§ **PROVIDED DATA**
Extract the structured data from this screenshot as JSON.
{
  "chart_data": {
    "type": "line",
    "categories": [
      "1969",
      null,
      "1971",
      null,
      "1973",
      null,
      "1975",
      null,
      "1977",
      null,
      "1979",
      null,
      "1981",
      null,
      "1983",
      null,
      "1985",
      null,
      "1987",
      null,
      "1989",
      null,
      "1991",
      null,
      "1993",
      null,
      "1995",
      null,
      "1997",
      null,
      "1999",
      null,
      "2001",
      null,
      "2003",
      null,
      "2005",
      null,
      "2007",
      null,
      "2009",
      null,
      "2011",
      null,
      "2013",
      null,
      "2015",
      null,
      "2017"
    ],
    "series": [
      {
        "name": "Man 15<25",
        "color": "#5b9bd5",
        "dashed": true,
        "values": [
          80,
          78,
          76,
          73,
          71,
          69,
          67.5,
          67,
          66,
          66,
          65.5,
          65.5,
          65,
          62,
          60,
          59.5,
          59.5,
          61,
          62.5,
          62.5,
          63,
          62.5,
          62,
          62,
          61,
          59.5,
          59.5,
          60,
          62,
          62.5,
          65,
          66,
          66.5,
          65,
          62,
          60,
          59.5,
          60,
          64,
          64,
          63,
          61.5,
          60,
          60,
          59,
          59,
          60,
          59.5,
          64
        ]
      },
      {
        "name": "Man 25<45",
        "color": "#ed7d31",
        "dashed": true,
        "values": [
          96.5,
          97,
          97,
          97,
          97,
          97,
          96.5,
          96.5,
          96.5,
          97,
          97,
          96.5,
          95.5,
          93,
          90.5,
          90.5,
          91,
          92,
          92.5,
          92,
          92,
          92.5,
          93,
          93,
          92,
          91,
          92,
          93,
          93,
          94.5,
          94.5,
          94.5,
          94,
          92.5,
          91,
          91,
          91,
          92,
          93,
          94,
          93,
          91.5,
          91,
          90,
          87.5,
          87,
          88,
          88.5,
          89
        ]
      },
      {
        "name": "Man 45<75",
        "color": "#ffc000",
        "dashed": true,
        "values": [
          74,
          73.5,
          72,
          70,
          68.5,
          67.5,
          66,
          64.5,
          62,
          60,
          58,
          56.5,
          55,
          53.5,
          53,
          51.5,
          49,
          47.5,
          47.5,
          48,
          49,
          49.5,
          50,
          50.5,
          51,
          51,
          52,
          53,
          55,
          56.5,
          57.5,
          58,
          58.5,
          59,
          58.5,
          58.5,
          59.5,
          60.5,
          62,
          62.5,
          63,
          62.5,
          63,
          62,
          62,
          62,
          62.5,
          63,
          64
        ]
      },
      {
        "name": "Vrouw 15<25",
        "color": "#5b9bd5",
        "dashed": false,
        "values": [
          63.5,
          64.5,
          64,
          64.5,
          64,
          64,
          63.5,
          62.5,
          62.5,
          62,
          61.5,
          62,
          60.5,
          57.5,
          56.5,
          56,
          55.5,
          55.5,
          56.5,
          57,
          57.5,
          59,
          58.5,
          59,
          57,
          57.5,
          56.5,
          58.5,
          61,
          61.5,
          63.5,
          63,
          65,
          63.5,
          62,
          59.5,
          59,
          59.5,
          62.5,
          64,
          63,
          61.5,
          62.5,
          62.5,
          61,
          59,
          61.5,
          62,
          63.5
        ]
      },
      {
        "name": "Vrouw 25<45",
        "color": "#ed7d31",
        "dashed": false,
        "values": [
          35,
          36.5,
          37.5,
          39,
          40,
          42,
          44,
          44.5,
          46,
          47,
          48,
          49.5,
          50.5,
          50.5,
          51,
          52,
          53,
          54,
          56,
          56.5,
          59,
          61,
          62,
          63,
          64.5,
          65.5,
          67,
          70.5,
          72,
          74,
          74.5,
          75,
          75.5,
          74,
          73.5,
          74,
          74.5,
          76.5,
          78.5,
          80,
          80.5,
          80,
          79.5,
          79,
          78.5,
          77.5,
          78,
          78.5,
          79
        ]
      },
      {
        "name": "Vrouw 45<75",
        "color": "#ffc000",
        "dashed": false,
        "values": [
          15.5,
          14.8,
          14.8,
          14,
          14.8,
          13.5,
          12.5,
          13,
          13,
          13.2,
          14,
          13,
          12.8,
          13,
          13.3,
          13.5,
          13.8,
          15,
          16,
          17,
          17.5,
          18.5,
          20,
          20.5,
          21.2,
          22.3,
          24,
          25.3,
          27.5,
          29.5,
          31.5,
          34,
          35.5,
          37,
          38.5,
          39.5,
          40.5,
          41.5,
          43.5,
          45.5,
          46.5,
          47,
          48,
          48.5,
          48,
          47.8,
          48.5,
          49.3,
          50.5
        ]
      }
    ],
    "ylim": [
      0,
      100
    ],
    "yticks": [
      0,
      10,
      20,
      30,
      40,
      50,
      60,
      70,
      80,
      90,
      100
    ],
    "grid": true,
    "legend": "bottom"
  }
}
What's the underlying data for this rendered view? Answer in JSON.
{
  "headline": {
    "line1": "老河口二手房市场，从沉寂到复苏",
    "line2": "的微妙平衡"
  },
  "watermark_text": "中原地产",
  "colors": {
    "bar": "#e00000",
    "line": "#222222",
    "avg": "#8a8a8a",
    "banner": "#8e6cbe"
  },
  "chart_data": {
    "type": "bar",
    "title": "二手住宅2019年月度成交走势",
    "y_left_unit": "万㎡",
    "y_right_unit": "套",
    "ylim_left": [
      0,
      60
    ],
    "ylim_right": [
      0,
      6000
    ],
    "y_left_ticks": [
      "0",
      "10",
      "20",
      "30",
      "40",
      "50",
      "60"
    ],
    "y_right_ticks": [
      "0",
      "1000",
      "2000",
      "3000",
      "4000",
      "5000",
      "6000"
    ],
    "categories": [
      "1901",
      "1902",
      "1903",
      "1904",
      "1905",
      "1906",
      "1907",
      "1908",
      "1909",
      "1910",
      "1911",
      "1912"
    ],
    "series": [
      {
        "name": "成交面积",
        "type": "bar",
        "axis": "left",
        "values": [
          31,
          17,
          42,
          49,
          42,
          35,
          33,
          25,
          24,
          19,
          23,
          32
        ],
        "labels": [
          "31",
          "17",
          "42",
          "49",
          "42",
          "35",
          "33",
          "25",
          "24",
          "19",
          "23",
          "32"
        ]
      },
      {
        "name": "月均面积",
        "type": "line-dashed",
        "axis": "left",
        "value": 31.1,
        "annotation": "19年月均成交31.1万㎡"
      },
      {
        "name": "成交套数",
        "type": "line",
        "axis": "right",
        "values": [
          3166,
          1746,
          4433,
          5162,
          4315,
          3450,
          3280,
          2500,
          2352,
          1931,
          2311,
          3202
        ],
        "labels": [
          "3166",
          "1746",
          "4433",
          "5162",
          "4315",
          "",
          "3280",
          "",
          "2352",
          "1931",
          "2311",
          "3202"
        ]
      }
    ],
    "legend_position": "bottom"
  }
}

§ **GIVEN TASK**
From the records above, please extract every line and repeat it exactly.

§ **TASK SOLUTION**
Extract the structured data from this screenshot as JSON.
{
  "chart_data": {
    "type": "line",
    "categories": [
      "1969",
      null,
      "1971",
      null,
      "1973",
      null,
      "1975",
      null,
      "1977",
      null,
      "1979",
      null,
      "1981",
      null,
      "1983",
      null,
      "1985",
      null,
      "1987",
      null,
      "1989",
      null,
      "1991",
      null,
      "1993",
      null,
      "1995",
      null,
      "1997",
      null,
      "1999",
      null,
      "2001",
      null,
      "2003",
      null,
      "2005",
      null,
      "2007",
      null,
      "2009",
      null,
      "2011",
      null,
      "2013",
      null,
      "2015",
      null,
      "2017"
    ],
    "series": [
      {
        "name": "Man 15<25",
        "color": "#5b9bd5",
        "dashed": true,
        "values": [
          80,
          78,
          76,
          73,
          71,
          69,
          67.5,
          67,
          66,
          66,
          65.5,
          65.5,
          65,
          62,
          60,
          59.5,
          59.5,
          61,
          62.5,
          62.5,
          63,
          62.5,
          62,
          62,
          61,
          59.5,
          59.5,
          60,
          62,
          62.5,
          65,
          66,
          66.5,
          65,
          62,
          60,
          59.5,
          60,
          64,
          64,
          63,
          61.5,
          60,
          60,
          59,
          59,
          60,
          59.5,
          64
        ]
      },
      {
        "name": "Man 25<45",
        "color": "#ed7d31",
        "dashed": true,
        "values": [
          96.5,
          97,
          97,
          97,
          97,
          97,
          96.5,
          96.5,
          96.5,
          97,
          97,
          96.5,
          95.5,
          93,
          90.5,
          90.5,
          91,
          92,
          92.5,
          92,
          92,
          92.5,
          93,
          93,
          92,
          91,
          92,
          93,
          93,
          94.5,
          94.5,
          94.5,
          94,
          92.5,
          91,
          91,
          91,
          92,
          93,
          94,
          93,
          91.5,
          91,
          90,
          87.5,
          87,
          88,
          88.5,
          89
        ]
      },
      {
        "name": "Man 45<75",
        "color": "#ffc000",
        "dashed": true,
        "values": [
          74,
          73.5,
          72,
          70,
          68.5,
          67.5,
          66,
          64.5,
          62,
          60,
          58,
          56.5,
          55,
          53.5,
          53,
          51.5,
          49,
          47.5,
          47.5,
          48,
          49,
          49.5,
          50,
          50.5,
          51,
          51,
          52,
          53,
          55,
          56.5,
          57.5,
          58,
          58.5,
          59,
          58.5,
          58.5,
          59.5,
          60.5,
          62,
          62.5,
          63,
          62.5,
          63,
          62,
          62,
          62,
          62.5,
          63,
          64
        ]
      },
      {
        "name": "Vrouw 15<25",
        "color": "#5b9bd5",
        "dashed": false,
        "values": [
          63.5,
          64.5,
          64,
          64.5,
          64,
          64,
          63.5,
          62.5,
          62.5,
          62,
          61.5,
          62,
          60.5,
          57.5,
          56.5,
          56,
          55.5,
          55.5,
          56.5,
          57,
          57.5,
          59,
          58.5,
          59,
          57,
          57.5,
          56.5,
          58.5,
          61,
          61.5,
          63.5,
          63,
          65,
          63.5,
          62,
          59.5,
          59,
          59.5,
          62.5,
          64,
          63,
          61.5,
          62.5,
          62.5,
          61,
          59,
          61.5,
          62,
          63.5
        ]
      },
      {
        "name": "Vrouw 25<45",
        "color": "#ed7d31",
        "dashed": false,
        "values": [
          35,
          36.5,
          37.5,
          39,
          40,
          42,
          44,
          44.5,
          46,
          47,
          48,
          49.5,
          50.5,
          50.5,
          51,
          52,
          53,
          54,
          56,
          56.5,
          59,
          61,
          62,
          63,
          64.5,
          65.5,
          67,
          70.5,
          72,
          74,
          74.5,
          75,
          75.5,
          74,
          73.5,
          74,
          74.5,
          76.5,
          78.5,
          80,
          80.5,
          80,
          79.5,
          79,
          78.5,
          77.5,
          78,
          78.5,
          79
        ]
      },
      {
        "name": "Vrouw 45<75",
        "color": "#ffc000",
        "dashed": false,
        "values": [
          15.5,
          14.8,
          14.8,
          14,
          14.8,
          13.5,
          12.5,
          13,
          13,
          13.2,
          14,
          13,
          12.8,
          13,
          13.3,
          13.5,
          13.8,
          15,
          16,
          17,
          17.5,
          18.5,
          20,
          20.5,
          21.2,
          22.3,
          24,
          25.3,
          27.5,
          29.5,
          31.5,
          34,
          35.5,
          37,
          38.5,
          39.5,
          40.5,
          41.5,
          43.5,
          45.5,
          46.5,
          47,
          48,
          48.5,
          48,
          47.8,
          48.5,
          49.3,
          50.5
        ]
      }
    ],
    "ylim": [
      0,
      100
    ],
    "yticks": [
      0,
      10,
      20,
      30,
      40,
      50,
      60,
      70,
      80,
      90,
      100
    ],
    "grid": true,
    "legend": "bottom"
  }
}
What's the underlying data for this rendered view? Answer in JSON.
{
  "headline": {
    "line1": "老河口二手房市场，从沉寂到复苏",
    "line2": "的微妙平衡"
  },
  "watermark_text": "中原地产",
  "colors": {
    "bar": "#e00000",
    "line": "#222222",
    "avg": "#8a8a8a",
    "banner": "#8e6cbe"
  },
  "chart_data": {
    "type": "bar",
    "title": "二手住宅2019年月度成交走势",
    "y_left_unit": "万㎡",
    "y_right_unit": "套",
    "ylim_left": [
      0,
      60
    ],
    "ylim_right": [
      0,
      6000
    ],
    "y_left_ticks": [
      "0",
      "10",
      "20",
      "30",
      "40",
      "50",
      "60"
    ],
    "y_right_ticks": [
      "0",
      "1000",
      "2000",
      "3000",
      "4000",
      "5000",
      "6000"
    ],
    "categories": [
      "1901",
      "1902",
      "1903",
      "1904",
      "1905",
      "1906",
      "1907",
      "1908",
      "1909",
      "1910",
      "1911",
      "1912"
    ],
    "series": [
      {
        "name": "成交面积",
        "type": "bar",
        "axis": "left",
        "values": [
          31,
          17,
          42,
          49,
          42,
          35,
          33,
          25,
          24,
          19,
          23,
          32
        ],
        "labels": [
          "31",
          "17",
          "42",
          "49",
          "42",
          "35",
          "33",
          "25",
          "24",
          "19",
          "23",
          "32"
        ]
      },
      {
        "name": "月均面积",
        "type": "line-dashed",
        "axis": "left",
        "value": 31.1,
        "annotation": "19年月均成交31.1万㎡"
      },
      {
        "name": "成交套数",
        "type": "line",
        "axis": "right",
        "values": [
          3166,
          1746,
          4433,
          5162,
          4315,
          3450,
          3280,
          2500,
          2352,
          1931,
          2311,
          3202
        ],
        "labels": [
          "3166",
          "1746",
          "4433",
          "5162",
          "4315",
          "",
          "3280",
          "",
          "2352",
          "1931",
          "2311",
          "3202"
        ]
      }
    ],
    "legend_position": "bottom"
  }
}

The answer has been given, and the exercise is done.